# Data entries
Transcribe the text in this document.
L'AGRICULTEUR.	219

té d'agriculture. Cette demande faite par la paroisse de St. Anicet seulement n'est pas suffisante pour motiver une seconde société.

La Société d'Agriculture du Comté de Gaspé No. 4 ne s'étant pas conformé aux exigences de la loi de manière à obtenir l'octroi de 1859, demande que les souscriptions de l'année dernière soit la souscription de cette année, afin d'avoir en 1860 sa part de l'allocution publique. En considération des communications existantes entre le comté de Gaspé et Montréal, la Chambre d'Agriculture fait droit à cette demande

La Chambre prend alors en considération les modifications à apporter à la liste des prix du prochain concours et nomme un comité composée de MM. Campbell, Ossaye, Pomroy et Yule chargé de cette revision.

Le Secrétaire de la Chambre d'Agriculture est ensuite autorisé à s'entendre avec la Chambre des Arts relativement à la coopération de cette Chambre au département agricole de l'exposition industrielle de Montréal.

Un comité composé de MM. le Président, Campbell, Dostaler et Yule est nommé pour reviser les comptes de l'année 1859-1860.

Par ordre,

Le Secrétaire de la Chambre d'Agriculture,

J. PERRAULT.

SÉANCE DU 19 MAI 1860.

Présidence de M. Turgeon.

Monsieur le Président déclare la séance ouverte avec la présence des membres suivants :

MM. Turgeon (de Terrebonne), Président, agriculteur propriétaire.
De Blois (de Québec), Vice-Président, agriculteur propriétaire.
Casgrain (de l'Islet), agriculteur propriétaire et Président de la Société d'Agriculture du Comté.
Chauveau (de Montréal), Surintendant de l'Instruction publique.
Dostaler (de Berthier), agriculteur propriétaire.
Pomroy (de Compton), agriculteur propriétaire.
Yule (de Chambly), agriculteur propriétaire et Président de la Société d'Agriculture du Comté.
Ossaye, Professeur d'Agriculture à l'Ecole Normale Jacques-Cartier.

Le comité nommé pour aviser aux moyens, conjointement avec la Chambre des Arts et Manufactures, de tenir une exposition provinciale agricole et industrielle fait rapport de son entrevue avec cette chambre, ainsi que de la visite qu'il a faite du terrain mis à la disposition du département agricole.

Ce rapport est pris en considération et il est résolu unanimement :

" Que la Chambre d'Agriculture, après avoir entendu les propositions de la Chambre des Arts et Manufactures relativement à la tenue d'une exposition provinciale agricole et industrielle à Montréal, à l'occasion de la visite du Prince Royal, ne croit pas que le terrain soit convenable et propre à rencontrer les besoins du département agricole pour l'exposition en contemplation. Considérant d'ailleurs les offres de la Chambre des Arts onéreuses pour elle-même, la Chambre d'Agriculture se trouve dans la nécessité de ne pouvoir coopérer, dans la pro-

# PROBLEM DETAILS
Collect each line containing the string "visite".

# SOLUTION TO THE EXERCISE
Le comité nommé pour aviser aux moyens, conjointement avec la Chambre des Arts et Manufactures, de tenir une exposition provinciale agricole et industrielle fait rapport de son entrevue avec cette chambre, ainsi que de la visite qu'il a faite du terrain mis à la disposition du département agricole.
" Que la Chambre d'Agriculture, après avoir entendu les propositions de la Chambre des Arts et Manufactures relativement à la tenue d'une exposition provinciale agricole et industrielle à Montréal, à l'occasion de la visite du Prince Royal, ne croit pas que le terrain soit convenable et propre à rencontrer les besoins du département agricole pour l'exposition en contemplation. Considérant d'ailleurs les offres de la Chambre des Arts onéreuses pour elle-même, la Chambre d'Agriculture se trouve dans la nécessité de ne pouvoir coopérer, dans la pro-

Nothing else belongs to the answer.